• [WHAT IS NEEDED] List every line in this data where the string "发挥利用外资在推动自主创新" occurs.
start GIVEN INFORMATION
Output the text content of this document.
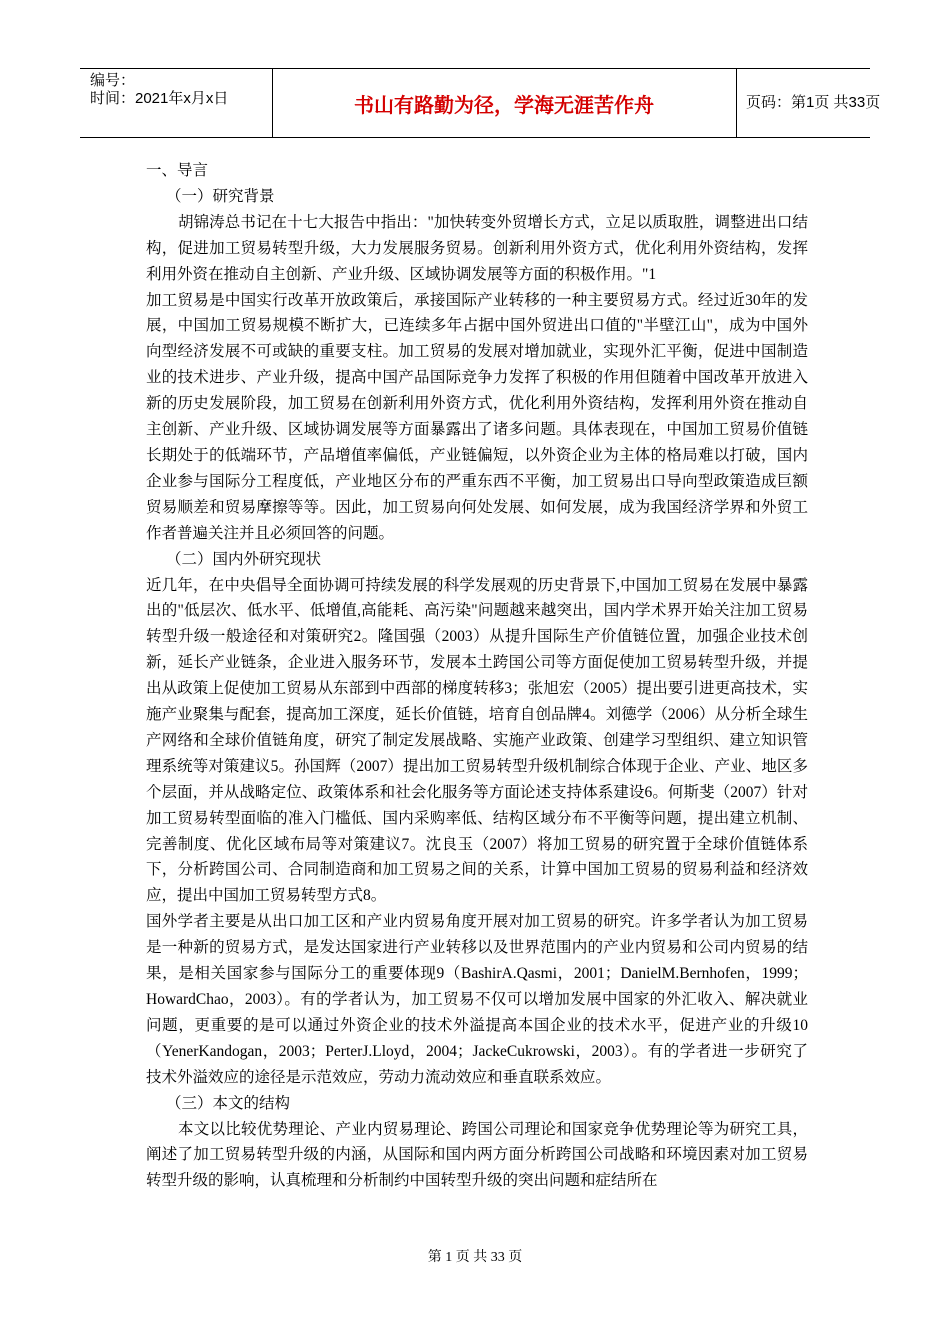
编号：
时间：2021年x月x日	书山有路勤为径，学海无涯苦作舟	页码：第1页 共33页

一、导言

（一）研究背景

胡锦涛总书记在十七大报告中指出："加快转变外贸增长方式，立足以质取胜，调整进出口结构，促进加工贸易转型升级，大力发展服务贸易。创新利用外资方式，优化利用外资结构，发挥利用外资在推动自主创新、产业升级、区域协调发展等方面的积极作用。"1

加工贸易是中国实行改革开放政策后，承接国际产业转移的一种主要贸易方式。经过近30年的发展，中国加工贸易规模不断扩大，已连续多年占据中国外贸进出口值的"半壁江山"，成为中国外向型经济发展不可或缺的重要支柱。加工贸易的发展对增加就业，实现外汇平衡，促进中国制造业的技术进步、产业升级，提高中国产品国际竞争力发挥了积极的作用但随着中国改革开放进入新的历史发展阶段，加工贸易在创新利用外资方式，优化利用外资结构，发挥利用外资在推动自主创新、产业升级、区域协调发展等方面暴露出了诸多问题。具体表现在，中国加工贸易价值链长期处于的低端环节，产品增值率偏低，产业链偏短，以外资企业为主体的格局难以打破，国内企业参与国际分工程度低，产业地区分布的严重东西不平衡，加工贸易出口导向型政策造成巨额贸易顺差和贸易摩擦等等。因此，加工贸易向何处发展、如何发展，成为我国经济学界和外贸工作者普遍关注并且必须回答的问题。

（二）国内外研究现状

近几年，在中央倡导全面协调可持续发展的科学发展观的历史背景下,中国加工贸易在发展中暴露出的"低层次、低水平、低增值,高能耗、高污染"问题越来越突出，国内学术界开始关注加工贸易转型升级一般途径和对策研究2。隆国强（2003）从提升国际生产价值链位置，加强企业技术创新，延长产业链条，企业进入服务环节，发展本土跨国公司等方面促使加工贸易转型升级，并提出从政策上促使加工贸易从东部到中西部的梯度转移3；张旭宏（2005）提出要引进更高技术，实施产业聚集与配套，提高加工深度，延长价值链，培育自创品牌4。刘德学（2006）从分析全球生产网络和全球价值链角度，研究了制定发展战略、实施产业政策、创建学习型组织、建立知识管理系统等对策建议5。孙国辉（2007）提出加工贸易转型升级机制综合体现于企业、产业、地区多个层面，并从战略定位、政策体系和社会化服务等方面论述支持体系建设6。何斯斐（2007）针对加工贸易转型面临的准入门槛低、国内采购率低、结构区域分布不平衡等问题，提出建立机制、完善制度、优化区域布局等对策建议7。沈良玉（2007）将加工贸易的研究置于全球价值链体系下，分析跨国公司、合同制造商和加工贸易之间的关系，计算中国加工贸易的贸易利益和经济效应，提出中国加工贸易转型方式8。

国外学者主要是从出口加工区和产业内贸易角度开展对加工贸易的研究。许多学者认为加工贸易是一种新的贸易方式，是发达国家进行产业转移以及世界范围内的产业内贸易和公司内贸易的结果，是相关国家参与国际分工的重要体现9（BashirA.Qasmi，2001；DanielM.Bernhofen，1999；HowardChao，2003）。有的学者认为，加工贸易不仅可以增加发展中国家的外汇收入、解决就业问题，更重要的是可以通过外资企业的技术外溢提高本国企业的技术水平，促进产业的升级10（YenerKandogan，2003；PerterJ.Lloyd，2004；JackeCukrowski，2003）。有的学者进一步研究了技术外溢效应的途径是示范效应，劳动力流动效应和垂直联系效应。

（三）本文的结构

本文以比较优势理论、产业内贸易理论、跨国公司理论和国家竞争优势理论等为研究工具，阐述了加工贸易转型升级的内涵，从国际和国内两方面分析跨国公司战略和环境因素对加工贸易转型升级的影响，认真梳理和分析制约中国转型升级的突出问题和症结所在

第 1 页 共 33 页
end GIVEN INFORMATION
• [RESULT OF THE TASK]
胡锦涛总书记在十七大报告中指出："加快转变外贸增长方式，立足以质取胜，调整进出口结构，促进加工贸易转型升级，大力发展服务贸易。创新利用外资方式，优化利用外资结构，发挥利用外资在推动自主创新、产业升级、区域协调发展等方面的积极作用。"1
加工贸易是中国实行改革开放政策后，承接国际产业转移的一种主要贸易方式。经过近30年的发展，中国加工贸易规模不断扩大，已连续多年占据中国外贸进出口值的"半壁江山"，成为中国外向型经济发展不可或缺的重要支柱。加工贸易的发展对增加就业，实现外汇平衡，促进中国制造业的技术进步、产业升级，提高中国产品国际竞争力发挥了积极的作用但随着中国改革开放进入新的历史发展阶段，加工贸易在创新利用外资方式，优化利用外资结构，发挥利用外资在推动自主创新、产业升级、区域协调发展等方面暴露出了诸多问题。具体表现在，中国加工贸易价值链长期处于的低端环节，产品增值率偏低，产业链偏短，以外资企业为主体的格局难以打破，国内企业参与国际分工程度低，产业地区分布的严重东西不平衡，加工贸易出口导向型政策造成巨额贸易顺差和贸易摩擦等等。因此，加工贸易向何处发展、如何发展，成为我国经济学界和外贸工作者普遍关注并且必须回答的问题。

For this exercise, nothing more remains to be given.